Print the records below exactly as they appear.

(Dataset entries on figures)
++++++++++++++++++++

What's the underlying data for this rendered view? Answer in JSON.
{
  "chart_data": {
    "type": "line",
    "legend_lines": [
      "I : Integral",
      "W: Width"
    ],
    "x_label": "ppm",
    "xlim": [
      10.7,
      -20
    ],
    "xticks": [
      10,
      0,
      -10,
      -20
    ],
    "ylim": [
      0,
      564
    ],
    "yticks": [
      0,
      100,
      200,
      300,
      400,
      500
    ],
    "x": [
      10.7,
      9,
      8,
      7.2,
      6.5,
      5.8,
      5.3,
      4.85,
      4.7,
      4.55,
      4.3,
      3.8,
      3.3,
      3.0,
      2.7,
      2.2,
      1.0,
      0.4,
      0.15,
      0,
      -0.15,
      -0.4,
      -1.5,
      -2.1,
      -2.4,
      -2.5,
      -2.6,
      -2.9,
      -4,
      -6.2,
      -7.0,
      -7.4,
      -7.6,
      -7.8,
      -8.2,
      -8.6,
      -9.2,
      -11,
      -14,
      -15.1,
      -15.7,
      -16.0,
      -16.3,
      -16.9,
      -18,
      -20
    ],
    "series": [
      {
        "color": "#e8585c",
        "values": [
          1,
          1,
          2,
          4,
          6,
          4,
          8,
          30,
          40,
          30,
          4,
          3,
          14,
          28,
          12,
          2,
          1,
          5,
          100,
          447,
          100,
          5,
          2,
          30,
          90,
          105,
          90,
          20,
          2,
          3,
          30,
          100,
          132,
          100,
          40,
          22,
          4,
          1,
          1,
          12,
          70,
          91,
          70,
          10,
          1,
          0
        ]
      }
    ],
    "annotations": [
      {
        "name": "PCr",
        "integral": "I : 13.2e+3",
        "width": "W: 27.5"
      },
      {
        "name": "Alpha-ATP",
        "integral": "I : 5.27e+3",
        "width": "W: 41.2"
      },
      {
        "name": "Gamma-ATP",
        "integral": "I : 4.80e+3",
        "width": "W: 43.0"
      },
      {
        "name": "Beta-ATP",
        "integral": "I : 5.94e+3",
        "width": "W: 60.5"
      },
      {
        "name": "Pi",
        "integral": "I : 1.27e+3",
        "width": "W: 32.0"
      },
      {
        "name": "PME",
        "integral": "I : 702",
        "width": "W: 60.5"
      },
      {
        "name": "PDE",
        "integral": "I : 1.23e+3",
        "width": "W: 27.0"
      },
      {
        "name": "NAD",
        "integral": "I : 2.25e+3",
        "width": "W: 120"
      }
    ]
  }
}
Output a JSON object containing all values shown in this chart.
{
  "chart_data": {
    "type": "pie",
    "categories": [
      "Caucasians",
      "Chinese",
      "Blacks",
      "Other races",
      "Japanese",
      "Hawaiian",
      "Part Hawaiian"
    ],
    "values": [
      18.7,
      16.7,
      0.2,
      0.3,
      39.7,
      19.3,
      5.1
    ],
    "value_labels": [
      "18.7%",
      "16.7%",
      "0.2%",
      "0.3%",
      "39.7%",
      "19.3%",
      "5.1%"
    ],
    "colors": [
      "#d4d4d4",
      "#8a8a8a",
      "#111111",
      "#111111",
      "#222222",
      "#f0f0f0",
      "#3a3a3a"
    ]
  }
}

++++++++++++++++++++

■ THE ANSWER:
What's the underlying data for this rendered view? Answer in JSON.
{
  "chart_data": {
    "type": "line",
    "legend_lines": [
      "I : Integral",
      "W: Width"
    ],
    "x_label": "ppm",
    "xlim": [
      10.7,
      -20
    ],
    "xticks": [
      10,
      0,
      -10,
      -20
    ],
    "ylim": [
      0,
      564
    ],
    "yticks": [
      0,
      100,
      200,
      300,
      400,
      500
    ],
    "x": [
      10.7,
      9,
      8,
      7.2,
      6.5,
      5.8,
      5.3,
      4.85,
      4.7,
      4.55,
      4.3,
      3.8,
      3.3,
      3.0,
      2.7,
      2.2,
      1.0,
      0.4,
      0.15,
      0,
      -0.15,
      -0.4,
      -1.5,
      -2.1,
      -2.4,
      -2.5,
      -2.6,
      -2.9,
      -4,
      -6.2,
      -7.0,
      -7.4,
      -7.6,
      -7.8,
      -8.2,
      -8.6,
      -9.2,
      -11,
      -14,
      -15.1,
      -15.7,
      -16.0,
      -16.3,
      -16.9,
      -18,
      -20
    ],
    "series": [
      {
        "color": "#e8585c",
        "values": [
          1,
          1,
          2,
          4,
          6,
          4,
          8,
          30,
          40,
          30,
          4,
          3,
          14,
          28,
          12,
          2,
          1,
          5,
          100,
          447,
          100,
          5,
          2,
          30,
          90,
          105,
          90,
          20,
          2,
          3,
          30,
          100,
          132,
          100,
          40,
          22,
          4,
          1,
          1,
          12,
          70,
          91,
          70,
          10,
          1,
          0
        ]
      }
    ],
    "annotations": [
      {
        "name": "PCr",
        "integral": "I : 13.2e+3",
        "width": "W: 27.5"
      },
      {
        "name": "Alpha-ATP",
        "integral": "I : 5.27e+3",
        "width": "W: 41.2"
      },
      {
        "name": "Gamma-ATP",
        "integral": "I : 4.80e+3",
        "width": "W: 43.0"
      },
      {
        "name": "Beta-ATP",
        "integral": "I : 5.94e+3",
        "width": "W: 60.5"
      },
      {
        "name": "Pi",
        "integral": "I : 1.27e+3",
        "width": "W: 32.0"
      },
      {
        "name": "PME",
        "integral": "I : 702",
        "width": "W: 60.5"
      },
      {
        "name": "PDE",
        "integral": "I : 1.23e+3",
        "width": "W: 27.0"
      },
      {
        "name": "NAD",
        "integral": "I : 2.25e+3",
        "width": "W: 120"
      }
    ]
  }
}
Output a JSON object containing all values shown in this chart.
{
  "chart_data": {
    "type": "pie",
    "categories": [
      "Caucasians",
      "Chinese",
      "Blacks",
      "Other races",
      "Japanese",
      "Hawaiian",
      "Part Hawaiian"
    ],
    "values": [
      18.7,
      16.7,
      0.2,
      0.3,
      39.7,
      19.3,
      5.1
    ],
    "value_labels": [
      "18.7%",
      "16.7%",
      "0.2%",
      "0.3%",
      "39.7%",
      "19.3%",
      "5.1%"
    ],
    "colors": [
      "#d4d4d4",
      "#8a8a8a",
      "#111111",
      "#111111",
      "#222222",
      "#f0f0f0",
      "#3a3a3a"
    ]
  }
}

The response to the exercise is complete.